Stated exercise: Locate the string "icon" throughout the material and copy every line in which it occurs.

Records for the exercise:
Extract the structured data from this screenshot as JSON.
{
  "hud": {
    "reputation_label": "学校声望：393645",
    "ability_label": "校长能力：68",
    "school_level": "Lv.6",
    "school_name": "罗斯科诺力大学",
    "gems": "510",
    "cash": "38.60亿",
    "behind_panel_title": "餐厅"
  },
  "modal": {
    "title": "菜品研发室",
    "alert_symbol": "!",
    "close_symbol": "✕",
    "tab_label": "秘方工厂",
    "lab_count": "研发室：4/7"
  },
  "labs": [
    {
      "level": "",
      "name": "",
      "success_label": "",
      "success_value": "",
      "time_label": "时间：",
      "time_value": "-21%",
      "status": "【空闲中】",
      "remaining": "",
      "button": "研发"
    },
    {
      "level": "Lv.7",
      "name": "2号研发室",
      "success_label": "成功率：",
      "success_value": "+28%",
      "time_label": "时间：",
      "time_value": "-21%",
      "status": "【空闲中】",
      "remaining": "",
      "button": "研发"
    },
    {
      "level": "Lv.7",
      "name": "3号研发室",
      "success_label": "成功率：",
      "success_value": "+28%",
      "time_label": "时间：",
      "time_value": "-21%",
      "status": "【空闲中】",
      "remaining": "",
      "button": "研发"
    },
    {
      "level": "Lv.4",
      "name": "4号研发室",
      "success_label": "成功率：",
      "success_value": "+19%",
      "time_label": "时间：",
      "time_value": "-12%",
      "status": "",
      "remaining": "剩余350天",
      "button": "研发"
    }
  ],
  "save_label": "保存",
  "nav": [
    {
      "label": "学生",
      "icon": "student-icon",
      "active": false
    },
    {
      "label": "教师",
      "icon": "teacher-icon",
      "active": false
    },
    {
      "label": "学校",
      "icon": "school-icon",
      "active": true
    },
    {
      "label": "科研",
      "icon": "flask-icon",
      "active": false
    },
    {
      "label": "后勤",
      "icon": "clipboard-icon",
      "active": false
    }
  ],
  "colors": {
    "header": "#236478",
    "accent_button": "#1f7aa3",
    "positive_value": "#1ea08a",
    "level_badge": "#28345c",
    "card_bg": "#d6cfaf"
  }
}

Solution to the problem:
      "icon": "student-icon",
      "icon": "teacher-icon",
      "icon": "school-icon",
      "icon": "flask-icon",
      "icon": "clipboard-icon",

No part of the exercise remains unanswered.